··· TASK INPUTS ···

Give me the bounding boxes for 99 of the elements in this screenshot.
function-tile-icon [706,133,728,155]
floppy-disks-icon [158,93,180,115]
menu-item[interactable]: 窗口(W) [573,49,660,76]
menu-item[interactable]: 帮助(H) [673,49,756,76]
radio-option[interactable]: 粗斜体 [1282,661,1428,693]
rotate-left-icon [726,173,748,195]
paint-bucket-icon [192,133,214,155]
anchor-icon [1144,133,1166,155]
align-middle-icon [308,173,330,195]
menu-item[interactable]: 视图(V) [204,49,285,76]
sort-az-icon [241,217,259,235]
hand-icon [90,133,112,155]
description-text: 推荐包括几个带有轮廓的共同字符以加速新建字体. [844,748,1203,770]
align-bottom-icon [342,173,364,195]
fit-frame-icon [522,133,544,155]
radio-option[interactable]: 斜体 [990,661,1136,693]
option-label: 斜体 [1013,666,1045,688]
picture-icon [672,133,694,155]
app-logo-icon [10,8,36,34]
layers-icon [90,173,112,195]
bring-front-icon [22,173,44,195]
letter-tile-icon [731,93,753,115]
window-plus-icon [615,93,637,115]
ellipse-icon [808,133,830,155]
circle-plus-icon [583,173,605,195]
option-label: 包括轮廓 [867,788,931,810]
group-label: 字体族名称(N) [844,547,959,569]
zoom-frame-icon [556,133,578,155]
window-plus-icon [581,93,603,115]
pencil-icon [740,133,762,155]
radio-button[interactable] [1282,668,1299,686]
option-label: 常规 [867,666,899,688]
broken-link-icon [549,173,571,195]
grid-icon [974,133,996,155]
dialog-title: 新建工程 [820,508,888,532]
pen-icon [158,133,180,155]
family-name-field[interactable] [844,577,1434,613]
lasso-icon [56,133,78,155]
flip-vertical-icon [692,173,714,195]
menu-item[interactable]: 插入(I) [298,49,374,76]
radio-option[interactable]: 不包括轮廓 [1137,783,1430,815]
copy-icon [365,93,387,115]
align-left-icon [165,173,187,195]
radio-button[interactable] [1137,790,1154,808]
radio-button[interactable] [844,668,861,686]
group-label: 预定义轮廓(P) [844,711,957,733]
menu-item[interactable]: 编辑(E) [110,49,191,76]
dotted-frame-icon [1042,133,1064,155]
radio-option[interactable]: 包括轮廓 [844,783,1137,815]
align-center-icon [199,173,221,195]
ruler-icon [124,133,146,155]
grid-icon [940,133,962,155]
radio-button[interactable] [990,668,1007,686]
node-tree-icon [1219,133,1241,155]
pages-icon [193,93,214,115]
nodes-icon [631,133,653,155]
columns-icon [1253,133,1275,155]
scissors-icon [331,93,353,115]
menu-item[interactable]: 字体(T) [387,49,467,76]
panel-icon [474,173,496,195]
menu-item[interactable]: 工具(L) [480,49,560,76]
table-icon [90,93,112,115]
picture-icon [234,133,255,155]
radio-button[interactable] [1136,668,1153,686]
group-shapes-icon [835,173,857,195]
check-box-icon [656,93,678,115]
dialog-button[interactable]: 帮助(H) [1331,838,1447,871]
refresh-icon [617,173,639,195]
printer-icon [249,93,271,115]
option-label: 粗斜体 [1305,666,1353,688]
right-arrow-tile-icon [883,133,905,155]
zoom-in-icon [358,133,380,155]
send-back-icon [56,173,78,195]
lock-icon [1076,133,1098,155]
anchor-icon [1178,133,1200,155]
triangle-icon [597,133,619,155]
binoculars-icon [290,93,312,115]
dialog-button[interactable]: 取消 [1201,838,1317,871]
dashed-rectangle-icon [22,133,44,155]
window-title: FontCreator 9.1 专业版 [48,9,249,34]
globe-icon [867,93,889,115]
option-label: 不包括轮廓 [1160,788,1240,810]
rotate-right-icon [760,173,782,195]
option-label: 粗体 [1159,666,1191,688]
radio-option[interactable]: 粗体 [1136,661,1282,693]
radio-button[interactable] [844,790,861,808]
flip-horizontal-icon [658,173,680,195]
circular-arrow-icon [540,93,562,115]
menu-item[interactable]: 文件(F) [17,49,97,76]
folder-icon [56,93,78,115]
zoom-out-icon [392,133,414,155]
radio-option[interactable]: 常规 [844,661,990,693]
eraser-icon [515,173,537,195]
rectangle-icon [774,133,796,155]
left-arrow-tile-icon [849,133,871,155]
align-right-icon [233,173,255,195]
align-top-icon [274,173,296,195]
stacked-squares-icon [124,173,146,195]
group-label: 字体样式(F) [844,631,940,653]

···

Copy out every line of the entries above without changing anything.

◆ THE ANSWER
Give me the bounding boxes for 99 of the elements in this screenshot.
function-tile-icon [706,133,728,155]
floppy-disks-icon [158,93,180,115]
menu-item[interactable]: 窗口(W) [573,49,660,76]
menu-item[interactable]: 帮助(H) [673,49,756,76]
radio-option[interactable]: 粗斜体 [1282,661,1428,693]
rotate-left-icon [726,173,748,195]
paint-bucket-icon [192,133,214,155]
anchor-icon [1144,133,1166,155]
align-middle-icon [308,173,330,195]
menu-item[interactable]: 视图(V) [204,49,285,76]
sort-az-icon [241,217,259,235]
hand-icon [90,133,112,155]
description-text: 推荐包括几个带有轮廓的共同字符以加速新建字体. [844,748,1203,770]
align-bottom-icon [342,173,364,195]
fit-frame-icon [522,133,544,155]
radio-option[interactable]: 斜体 [990,661,1136,693]
option-label: 斜体 [1013,666,1045,688]
picture-icon [672,133,694,155]
app-logo-icon [10,8,36,34]
layers-icon [90,173,112,195]
bring-front-icon [22,173,44,195]
letter-tile-icon [731,93,753,115]
window-plus-icon [615,93,637,115]
ellipse-icon [808,133,830,155]
circle-plus-icon [583,173,605,195]
option-label: 包括轮廓 [867,788,931,810]
group-label: 字体族名称(N) [844,547,959,569]
zoom-frame-icon [556,133,578,155]
window-plus-icon [581,93,603,115]
pencil-icon [740,133,762,155]
radio-button[interactable] [1282,668,1299,686]
option-label: 常规 [867,666,899,688]
broken-link-icon [549,173,571,195]
grid-icon [974,133,996,155]
dialog-title: 新建工程 [820,508,888,532]
pen-icon [158,133,180,155]
family-name-field[interactable] [844,577,1434,613]
lasso-icon [56,133,78,155]
flip-vertical-icon [692,173,714,195]
menu-item[interactable]: 插入(I) [298,49,374,76]
radio-option[interactable]: 不包括轮廓 [1137,783,1430,815]
copy-icon [365,93,387,115]
align-left-icon [165,173,187,195]
radio-button[interactable] [1137,790,1154,808]
radio-button[interactable] [844,668,861,686]
group-label: 预定义轮廓(P) [844,711,957,733]
menu-item[interactable]: 编辑(E) [110,49,191,76]
dotted-frame-icon [1042,133,1064,155]
radio-option[interactable]: 包括轮廓 [844,783,1137,815]
align-center-icon [199,173,221,195]
ruler-icon [124,133,146,155]
grid-icon [940,133,962,155]
radio-button[interactable] [990,668,1007,686]
node-tree-icon [1219,133,1241,155]
pages-icon [193,93,214,115]
nodes-icon [631,133,653,155]
columns-icon [1253,133,1275,155]
scissors-icon [331,93,353,115]
menu-item[interactable]: 字体(T) [387,49,467,76]
panel-icon [474,173,496,195]
menu-item[interactable]: 工具(L) [480,49,560,76]
table-icon [90,93,112,115]
picture-icon [234,133,255,155]
radio-button[interactable] [1136,668,1153,686]
group-shapes-icon [835,173,857,195]
check-box-icon [656,93,678,115]
dialog-button[interactable]: 帮助(H) [1331,838,1447,871]
refresh-icon [617,173,639,195]
printer-icon [249,93,271,115]
option-label: 粗斜体 [1305,666,1353,688]
right-arrow-tile-icon [883,133,905,155]
zoom-in-icon [358,133,380,155]
send-back-icon [56,173,78,195]
lock-icon [1076,133,1098,155]
anchor-icon [1178,133,1200,155]
triangle-icon [597,133,619,155]
binoculars-icon [290,93,312,115]
dialog-button[interactable]: 取消 [1201,838,1317,871]
dashed-rectangle-icon [22,133,44,155]
window-title: FontCreator 9.1 专业版 [48,9,249,34]
globe-icon [867,93,889,115]
option-label: 不包括轮廓 [1160,788,1240,810]
rotate-right-icon [760,173,782,195]
option-label: 粗体 [1159,666,1191,688]
radio-option[interactable]: 粗体 [1136,661,1282,693]
radio-button[interactable] [844,790,861,808]
flip-horizontal-icon [658,173,680,195]
circular-arrow-icon [540,93,562,115]
menu-item[interactable]: 文件(F) [17,49,97,76]
folder-icon [56,93,78,115]
zoom-out-icon [392,133,414,155]
radio-option[interactable]: 常规 [844,661,990,693]
eraser-icon [515,173,537,195]
rectangle-icon [774,133,796,155]
left-arrow-tile-icon [849,133,871,155]
align-right-icon [233,173,255,195]
align-top-icon [274,173,296,195]
stacked-squares-icon [124,173,146,195]
group-label: 字体样式(F) [844,631,940,653]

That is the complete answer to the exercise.